> _INPUT FOR THIS TASK_:

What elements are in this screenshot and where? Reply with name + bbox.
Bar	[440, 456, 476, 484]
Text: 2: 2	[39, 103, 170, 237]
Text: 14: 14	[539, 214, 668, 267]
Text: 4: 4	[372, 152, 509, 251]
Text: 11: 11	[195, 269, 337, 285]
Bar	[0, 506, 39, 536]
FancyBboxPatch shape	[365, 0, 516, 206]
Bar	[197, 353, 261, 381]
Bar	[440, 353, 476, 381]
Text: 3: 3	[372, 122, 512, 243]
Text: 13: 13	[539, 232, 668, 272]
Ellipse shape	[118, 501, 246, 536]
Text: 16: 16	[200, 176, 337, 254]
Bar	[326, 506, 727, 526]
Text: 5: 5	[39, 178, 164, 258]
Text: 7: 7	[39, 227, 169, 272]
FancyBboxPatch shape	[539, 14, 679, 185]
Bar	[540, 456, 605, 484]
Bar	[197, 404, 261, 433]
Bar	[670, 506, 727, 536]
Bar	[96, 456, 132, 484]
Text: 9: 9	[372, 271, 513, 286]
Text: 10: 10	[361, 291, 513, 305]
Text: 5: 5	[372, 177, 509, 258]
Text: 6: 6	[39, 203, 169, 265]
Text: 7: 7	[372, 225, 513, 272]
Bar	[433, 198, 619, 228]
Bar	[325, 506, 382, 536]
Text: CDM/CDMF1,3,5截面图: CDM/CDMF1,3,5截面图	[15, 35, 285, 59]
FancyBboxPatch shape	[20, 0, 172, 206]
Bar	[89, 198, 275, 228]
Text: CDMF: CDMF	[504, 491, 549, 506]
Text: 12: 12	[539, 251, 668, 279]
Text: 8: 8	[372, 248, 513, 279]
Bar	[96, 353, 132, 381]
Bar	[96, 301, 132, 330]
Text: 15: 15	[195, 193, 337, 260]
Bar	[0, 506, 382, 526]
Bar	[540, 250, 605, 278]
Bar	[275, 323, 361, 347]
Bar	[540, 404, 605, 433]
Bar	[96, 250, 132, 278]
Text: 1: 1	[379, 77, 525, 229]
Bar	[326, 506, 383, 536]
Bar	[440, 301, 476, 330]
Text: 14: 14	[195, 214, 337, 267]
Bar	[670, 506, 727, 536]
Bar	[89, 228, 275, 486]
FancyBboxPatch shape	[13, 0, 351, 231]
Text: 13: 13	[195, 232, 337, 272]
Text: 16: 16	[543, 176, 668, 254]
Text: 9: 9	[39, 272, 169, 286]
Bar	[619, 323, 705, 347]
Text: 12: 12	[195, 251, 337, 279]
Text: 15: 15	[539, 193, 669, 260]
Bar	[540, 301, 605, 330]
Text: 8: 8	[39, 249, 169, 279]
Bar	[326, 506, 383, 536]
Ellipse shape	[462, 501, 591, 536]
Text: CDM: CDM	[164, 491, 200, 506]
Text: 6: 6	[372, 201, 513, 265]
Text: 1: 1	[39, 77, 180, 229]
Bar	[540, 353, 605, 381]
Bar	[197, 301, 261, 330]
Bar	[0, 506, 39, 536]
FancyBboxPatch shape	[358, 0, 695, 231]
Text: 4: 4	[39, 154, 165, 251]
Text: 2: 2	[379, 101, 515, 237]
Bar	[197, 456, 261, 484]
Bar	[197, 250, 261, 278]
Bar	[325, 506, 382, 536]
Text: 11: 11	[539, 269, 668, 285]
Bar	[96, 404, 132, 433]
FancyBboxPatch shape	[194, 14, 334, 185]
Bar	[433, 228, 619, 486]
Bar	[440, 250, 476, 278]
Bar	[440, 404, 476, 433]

> _TASK DETAILS_:
Rewrite each line of the listing above as an item in a numbered list, omitting any blank lines.

> _EXERCISE RESPONSE_:
1. What elements are in this screenshot and where? Reply with name + bbox.
2. Bar	[440, 456, 476, 484]
3. Text: 2: 2	[39, 103, 170, 237]
4. Text: 14: 14	[539, 214, 668, 267]
5. Text: 4: 4	[372, 152, 509, 251]
6. Text: 11: 11	[195, 269, 337, 285]
7. Bar	[0, 506, 39, 536]
8. FancyBboxPatch shape	[365, 0, 516, 206]
9. Bar	[197, 353, 261, 381]
10. Bar	[440, 353, 476, 381]
11. Text: 3: 3	[372, 122, 512, 243]
12. Text: 13: 13	[539, 232, 668, 272]
13. Ellipse shape	[118, 501, 246, 536]
14. Text: 16: 16	[200, 176, 337, 254]
15. Bar	[326, 506, 727, 526]
16. Text: 5: 5	[39, 178, 164, 258]
17. Text: 7: 7	[39, 227, 169, 272]
18. FancyBboxPatch shape	[539, 14, 679, 185]
19. Bar	[540, 456, 605, 484]
20. Bar	[197, 404, 261, 433]
21. Bar	[670, 506, 727, 536]
22. Bar	[96, 456, 132, 484]
23. Text: 9: 9	[372, 271, 513, 286]
24. Text: 10: 10	[361, 291, 513, 305]
25. Text: 5: 5	[372, 177, 509, 258]
26. Text: 6: 6	[39, 203, 169, 265]
27. Text: 7: 7	[372, 225, 513, 272]
28. Bar	[433, 198, 619, 228]
29. Bar	[325, 506, 382, 536]
30. Text: CDM/CDMF1,3,5截面图: CDM/CDMF1,3,5截面图	[15, 35, 285, 59]
31. FancyBboxPatch shape	[20, 0, 172, 206]
32. Bar	[89, 198, 275, 228]
33. Text: CDMF: CDMF	[504, 491, 549, 506]
34. Text: 12: 12	[539, 251, 668, 279]
35. Text: 8: 8	[372, 248, 513, 279]
36. Bar	[96, 353, 132, 381]
37. Bar	[96, 301, 132, 330]
38. Text: 15: 15	[195, 193, 337, 260]
39. Bar	[0, 506, 382, 526]
40. Bar	[540, 250, 605, 278]
41. Bar	[275, 323, 361, 347]
42. Bar	[540, 404, 605, 433]
43. Bar	[96, 250, 132, 278]
44. Text: 1: 1	[379, 77, 525, 229]
45. Bar	[326, 506, 383, 536]
46. Bar	[440, 301, 476, 330]
47. Text: 14: 14	[195, 214, 337, 267]
48. Bar	[670, 506, 727, 536]
49. Bar	[89, 228, 275, 486]
50. FancyBboxPatch shape	[13, 0, 351, 231]
51. Text: 13: 13	[195, 232, 337, 272]
52. Text: 16: 16	[543, 176, 668, 254]
53. Text: 9: 9	[39, 272, 169, 286]
54. Bar	[619, 323, 705, 347]
55. Text: 12: 12	[195, 251, 337, 279]
56. Text: 15: 15	[539, 193, 669, 260]
57. Bar	[540, 301, 605, 330]
58. Text: 8: 8	[39, 249, 169, 279]
59. Bar	[326, 506, 383, 536]
60. Ellipse shape	[462, 501, 591, 536]
61. Text: CDM: CDM	[164, 491, 200, 506]
62. Text: 6: 6	[372, 201, 513, 265]
63. Text: 1: 1	[39, 77, 180, 229]
64. Bar	[540, 353, 605, 381]
65. Bar	[197, 301, 261, 330]
66. Bar	[0, 506, 39, 536]
67. FancyBboxPatch shape	[358, 0, 695, 231]
68. Text: 4: 4	[39, 154, 165, 251]
69. Text: 2: 2	[379, 101, 515, 237]
70. Bar	[197, 456, 261, 484]
71. Bar	[197, 250, 261, 278]
72. Bar	[325, 506, 382, 536]
73. Text: 11: 11	[539, 269, 668, 285]
74. Bar	[96, 404, 132, 433]
75. FancyBboxPatch shape	[194, 14, 334, 185]
76. Bar	[433, 228, 619, 486]
77. Bar	[440, 250, 476, 278]
78. Bar	[440, 404, 476, 433]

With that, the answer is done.